§ **Exercise objective**: Give the number of lines containing the word "Comment", and nothing else.

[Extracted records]

= = = = =

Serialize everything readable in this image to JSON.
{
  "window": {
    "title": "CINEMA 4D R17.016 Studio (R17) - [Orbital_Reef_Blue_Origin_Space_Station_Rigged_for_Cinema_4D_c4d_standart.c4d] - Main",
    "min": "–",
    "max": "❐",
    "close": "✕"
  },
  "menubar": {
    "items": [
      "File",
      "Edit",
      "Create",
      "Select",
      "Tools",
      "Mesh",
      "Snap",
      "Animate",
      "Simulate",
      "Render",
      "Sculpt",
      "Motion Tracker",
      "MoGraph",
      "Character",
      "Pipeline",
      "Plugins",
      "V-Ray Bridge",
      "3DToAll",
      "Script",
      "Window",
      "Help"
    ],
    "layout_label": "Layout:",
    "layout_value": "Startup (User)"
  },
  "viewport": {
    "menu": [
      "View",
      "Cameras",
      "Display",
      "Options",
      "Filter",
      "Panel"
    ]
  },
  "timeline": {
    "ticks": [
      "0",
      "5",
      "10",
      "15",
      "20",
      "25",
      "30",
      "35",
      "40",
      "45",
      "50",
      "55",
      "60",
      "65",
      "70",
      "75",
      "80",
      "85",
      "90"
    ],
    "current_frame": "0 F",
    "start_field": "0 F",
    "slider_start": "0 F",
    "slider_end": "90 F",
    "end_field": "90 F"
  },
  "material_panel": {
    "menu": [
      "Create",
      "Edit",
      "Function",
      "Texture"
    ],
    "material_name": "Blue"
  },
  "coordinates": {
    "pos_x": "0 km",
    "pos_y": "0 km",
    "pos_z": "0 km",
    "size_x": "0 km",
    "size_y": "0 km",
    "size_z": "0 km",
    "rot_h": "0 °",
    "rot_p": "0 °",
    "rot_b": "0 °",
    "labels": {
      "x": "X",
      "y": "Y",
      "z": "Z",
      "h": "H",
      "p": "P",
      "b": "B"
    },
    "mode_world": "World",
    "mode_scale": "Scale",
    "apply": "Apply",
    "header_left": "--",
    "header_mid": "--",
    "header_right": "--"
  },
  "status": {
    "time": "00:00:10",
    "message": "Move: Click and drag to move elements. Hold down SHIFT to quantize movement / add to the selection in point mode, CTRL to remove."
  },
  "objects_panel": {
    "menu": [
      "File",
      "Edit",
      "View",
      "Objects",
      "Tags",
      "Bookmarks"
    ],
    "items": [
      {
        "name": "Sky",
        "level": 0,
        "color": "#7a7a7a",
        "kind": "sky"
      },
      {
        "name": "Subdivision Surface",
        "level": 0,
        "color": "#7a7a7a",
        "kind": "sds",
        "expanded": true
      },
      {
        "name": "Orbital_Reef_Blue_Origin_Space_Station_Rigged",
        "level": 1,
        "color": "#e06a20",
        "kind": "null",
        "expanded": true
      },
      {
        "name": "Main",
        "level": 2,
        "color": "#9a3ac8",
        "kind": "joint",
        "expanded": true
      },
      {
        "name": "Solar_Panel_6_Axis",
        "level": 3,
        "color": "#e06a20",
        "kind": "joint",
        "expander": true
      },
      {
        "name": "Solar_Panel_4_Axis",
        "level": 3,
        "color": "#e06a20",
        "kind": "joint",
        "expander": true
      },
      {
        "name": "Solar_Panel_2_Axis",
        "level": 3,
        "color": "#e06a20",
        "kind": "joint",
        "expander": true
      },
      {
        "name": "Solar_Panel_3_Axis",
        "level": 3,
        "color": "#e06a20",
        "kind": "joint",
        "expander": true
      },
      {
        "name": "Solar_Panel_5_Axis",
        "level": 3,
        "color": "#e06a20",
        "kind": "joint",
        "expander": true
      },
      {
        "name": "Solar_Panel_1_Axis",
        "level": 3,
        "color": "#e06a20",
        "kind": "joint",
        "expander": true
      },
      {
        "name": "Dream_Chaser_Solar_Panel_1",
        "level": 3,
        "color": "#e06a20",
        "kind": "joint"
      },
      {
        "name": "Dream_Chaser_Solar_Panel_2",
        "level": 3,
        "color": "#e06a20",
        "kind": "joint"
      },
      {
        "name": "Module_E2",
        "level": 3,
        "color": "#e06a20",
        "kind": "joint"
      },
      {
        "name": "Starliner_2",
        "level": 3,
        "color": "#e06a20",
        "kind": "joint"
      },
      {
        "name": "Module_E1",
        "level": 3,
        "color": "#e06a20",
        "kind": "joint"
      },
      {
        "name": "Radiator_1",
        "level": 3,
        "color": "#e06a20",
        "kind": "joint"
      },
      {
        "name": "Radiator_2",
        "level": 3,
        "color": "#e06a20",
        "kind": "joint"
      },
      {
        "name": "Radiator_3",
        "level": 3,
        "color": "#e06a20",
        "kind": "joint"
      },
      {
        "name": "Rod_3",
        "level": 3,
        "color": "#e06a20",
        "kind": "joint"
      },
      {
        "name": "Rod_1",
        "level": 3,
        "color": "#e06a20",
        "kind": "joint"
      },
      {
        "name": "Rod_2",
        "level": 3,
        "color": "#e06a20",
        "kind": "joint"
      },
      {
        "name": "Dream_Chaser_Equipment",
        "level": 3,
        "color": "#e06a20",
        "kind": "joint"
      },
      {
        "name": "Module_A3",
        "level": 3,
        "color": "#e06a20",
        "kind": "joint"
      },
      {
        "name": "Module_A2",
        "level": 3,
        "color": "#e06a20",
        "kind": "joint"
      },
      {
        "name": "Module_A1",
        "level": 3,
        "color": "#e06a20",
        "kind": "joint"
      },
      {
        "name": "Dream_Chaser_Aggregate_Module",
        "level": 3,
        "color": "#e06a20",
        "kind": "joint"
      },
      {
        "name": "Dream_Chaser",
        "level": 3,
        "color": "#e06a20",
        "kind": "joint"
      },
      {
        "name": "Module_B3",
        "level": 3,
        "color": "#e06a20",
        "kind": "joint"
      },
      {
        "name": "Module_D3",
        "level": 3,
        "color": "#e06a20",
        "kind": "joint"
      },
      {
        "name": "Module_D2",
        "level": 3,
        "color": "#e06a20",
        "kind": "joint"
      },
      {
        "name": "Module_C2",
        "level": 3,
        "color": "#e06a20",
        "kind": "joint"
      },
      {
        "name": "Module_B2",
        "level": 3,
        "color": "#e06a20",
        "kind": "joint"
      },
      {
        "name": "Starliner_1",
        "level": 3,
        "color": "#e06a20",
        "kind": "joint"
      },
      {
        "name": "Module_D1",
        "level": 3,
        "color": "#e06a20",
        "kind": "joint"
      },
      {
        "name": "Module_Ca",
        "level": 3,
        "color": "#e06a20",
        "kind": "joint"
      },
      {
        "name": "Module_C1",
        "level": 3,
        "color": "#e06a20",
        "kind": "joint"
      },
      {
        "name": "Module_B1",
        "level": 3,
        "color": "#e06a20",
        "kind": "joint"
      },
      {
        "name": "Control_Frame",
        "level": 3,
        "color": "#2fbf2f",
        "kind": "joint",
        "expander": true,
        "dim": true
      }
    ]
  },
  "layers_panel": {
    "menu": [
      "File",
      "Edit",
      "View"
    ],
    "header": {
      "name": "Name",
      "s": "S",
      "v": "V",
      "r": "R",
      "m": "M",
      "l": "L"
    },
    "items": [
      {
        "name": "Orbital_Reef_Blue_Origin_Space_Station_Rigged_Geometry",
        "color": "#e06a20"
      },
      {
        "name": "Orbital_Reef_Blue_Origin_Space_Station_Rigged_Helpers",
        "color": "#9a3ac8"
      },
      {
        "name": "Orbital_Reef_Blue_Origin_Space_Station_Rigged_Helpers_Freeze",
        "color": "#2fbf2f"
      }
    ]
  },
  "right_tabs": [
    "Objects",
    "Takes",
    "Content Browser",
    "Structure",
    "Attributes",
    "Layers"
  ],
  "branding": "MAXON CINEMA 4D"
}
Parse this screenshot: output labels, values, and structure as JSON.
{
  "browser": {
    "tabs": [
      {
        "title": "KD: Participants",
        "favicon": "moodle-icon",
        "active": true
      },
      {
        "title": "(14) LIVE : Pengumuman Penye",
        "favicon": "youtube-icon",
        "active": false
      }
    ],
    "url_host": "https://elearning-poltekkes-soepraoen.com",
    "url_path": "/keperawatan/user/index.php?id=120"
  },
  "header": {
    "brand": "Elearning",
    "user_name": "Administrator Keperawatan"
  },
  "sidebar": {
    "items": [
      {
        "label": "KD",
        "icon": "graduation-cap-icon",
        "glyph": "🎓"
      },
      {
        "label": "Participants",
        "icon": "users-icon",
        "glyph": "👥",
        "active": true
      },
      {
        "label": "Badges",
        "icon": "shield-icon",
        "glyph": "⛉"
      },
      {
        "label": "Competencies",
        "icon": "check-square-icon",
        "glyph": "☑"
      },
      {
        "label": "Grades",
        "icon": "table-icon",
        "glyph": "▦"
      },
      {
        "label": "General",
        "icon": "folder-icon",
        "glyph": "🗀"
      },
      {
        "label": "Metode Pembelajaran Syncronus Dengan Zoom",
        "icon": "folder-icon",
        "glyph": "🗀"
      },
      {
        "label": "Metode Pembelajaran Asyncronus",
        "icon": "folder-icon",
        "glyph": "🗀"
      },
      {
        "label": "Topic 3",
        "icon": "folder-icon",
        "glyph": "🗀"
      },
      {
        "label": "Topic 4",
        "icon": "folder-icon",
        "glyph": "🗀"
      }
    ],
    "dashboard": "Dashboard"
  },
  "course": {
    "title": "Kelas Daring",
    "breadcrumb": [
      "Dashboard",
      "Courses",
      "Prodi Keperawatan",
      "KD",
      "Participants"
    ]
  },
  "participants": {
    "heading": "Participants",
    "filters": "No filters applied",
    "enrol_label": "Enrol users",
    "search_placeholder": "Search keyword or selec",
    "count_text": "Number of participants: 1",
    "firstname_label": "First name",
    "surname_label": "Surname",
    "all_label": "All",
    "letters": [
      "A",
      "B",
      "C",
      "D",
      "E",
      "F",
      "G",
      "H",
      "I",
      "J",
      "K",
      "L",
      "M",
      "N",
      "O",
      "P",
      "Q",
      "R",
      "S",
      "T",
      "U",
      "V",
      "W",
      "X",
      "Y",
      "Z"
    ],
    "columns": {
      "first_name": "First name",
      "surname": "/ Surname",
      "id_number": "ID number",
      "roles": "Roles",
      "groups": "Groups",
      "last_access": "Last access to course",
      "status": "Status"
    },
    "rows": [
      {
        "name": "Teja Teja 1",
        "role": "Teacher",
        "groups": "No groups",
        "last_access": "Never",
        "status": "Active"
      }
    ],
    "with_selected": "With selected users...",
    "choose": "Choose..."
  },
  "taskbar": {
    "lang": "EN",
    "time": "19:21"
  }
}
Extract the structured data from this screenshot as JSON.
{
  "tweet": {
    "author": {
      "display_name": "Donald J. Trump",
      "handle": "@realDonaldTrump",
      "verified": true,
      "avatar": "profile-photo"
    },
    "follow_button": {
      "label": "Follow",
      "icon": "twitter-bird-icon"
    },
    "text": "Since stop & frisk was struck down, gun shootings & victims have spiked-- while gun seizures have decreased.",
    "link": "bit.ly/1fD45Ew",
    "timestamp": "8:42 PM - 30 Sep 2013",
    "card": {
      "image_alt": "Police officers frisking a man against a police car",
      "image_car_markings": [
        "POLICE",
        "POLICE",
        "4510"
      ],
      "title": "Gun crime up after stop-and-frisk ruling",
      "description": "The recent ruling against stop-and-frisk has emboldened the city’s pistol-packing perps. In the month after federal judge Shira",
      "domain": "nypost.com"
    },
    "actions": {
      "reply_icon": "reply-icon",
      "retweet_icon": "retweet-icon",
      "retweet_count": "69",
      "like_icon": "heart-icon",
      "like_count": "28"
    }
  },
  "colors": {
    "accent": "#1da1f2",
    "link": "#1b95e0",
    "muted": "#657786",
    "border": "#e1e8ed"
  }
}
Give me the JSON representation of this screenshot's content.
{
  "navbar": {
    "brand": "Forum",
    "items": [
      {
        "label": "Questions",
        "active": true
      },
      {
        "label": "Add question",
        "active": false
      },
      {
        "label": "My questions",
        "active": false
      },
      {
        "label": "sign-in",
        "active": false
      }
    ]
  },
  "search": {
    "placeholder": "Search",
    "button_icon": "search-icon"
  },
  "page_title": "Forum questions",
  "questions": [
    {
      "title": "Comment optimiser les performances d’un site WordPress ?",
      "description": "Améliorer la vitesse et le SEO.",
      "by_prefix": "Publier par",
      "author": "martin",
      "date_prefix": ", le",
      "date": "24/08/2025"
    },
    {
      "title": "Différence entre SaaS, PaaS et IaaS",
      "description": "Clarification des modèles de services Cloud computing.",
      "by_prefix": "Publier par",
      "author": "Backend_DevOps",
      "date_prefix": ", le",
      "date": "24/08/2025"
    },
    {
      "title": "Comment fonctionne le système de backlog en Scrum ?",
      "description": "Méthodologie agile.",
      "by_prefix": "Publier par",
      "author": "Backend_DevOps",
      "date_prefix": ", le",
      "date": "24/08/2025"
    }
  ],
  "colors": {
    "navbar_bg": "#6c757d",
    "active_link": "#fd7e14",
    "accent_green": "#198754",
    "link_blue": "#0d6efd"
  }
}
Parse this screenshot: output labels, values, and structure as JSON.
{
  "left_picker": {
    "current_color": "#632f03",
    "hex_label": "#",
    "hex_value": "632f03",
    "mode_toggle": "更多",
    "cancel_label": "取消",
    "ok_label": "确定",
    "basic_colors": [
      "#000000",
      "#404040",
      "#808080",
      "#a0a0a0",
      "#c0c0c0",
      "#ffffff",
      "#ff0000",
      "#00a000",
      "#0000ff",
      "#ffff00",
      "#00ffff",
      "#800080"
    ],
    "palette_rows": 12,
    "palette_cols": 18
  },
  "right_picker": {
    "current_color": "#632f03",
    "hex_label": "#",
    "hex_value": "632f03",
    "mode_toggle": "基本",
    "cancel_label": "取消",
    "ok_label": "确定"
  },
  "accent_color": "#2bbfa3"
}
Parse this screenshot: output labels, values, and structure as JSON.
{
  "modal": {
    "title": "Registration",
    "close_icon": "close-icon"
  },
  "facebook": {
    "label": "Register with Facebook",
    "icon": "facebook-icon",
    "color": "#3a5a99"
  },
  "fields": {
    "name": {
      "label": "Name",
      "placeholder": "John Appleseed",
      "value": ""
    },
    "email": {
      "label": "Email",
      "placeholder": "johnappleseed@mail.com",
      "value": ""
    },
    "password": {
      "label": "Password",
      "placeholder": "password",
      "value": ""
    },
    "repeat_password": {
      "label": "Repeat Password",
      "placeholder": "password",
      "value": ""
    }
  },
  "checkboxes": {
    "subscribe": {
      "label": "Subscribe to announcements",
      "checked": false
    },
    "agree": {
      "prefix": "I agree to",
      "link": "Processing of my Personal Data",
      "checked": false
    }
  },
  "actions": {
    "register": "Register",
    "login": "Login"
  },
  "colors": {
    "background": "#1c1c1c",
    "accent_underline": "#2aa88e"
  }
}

= = = = =

§ **Exercise solution**: 2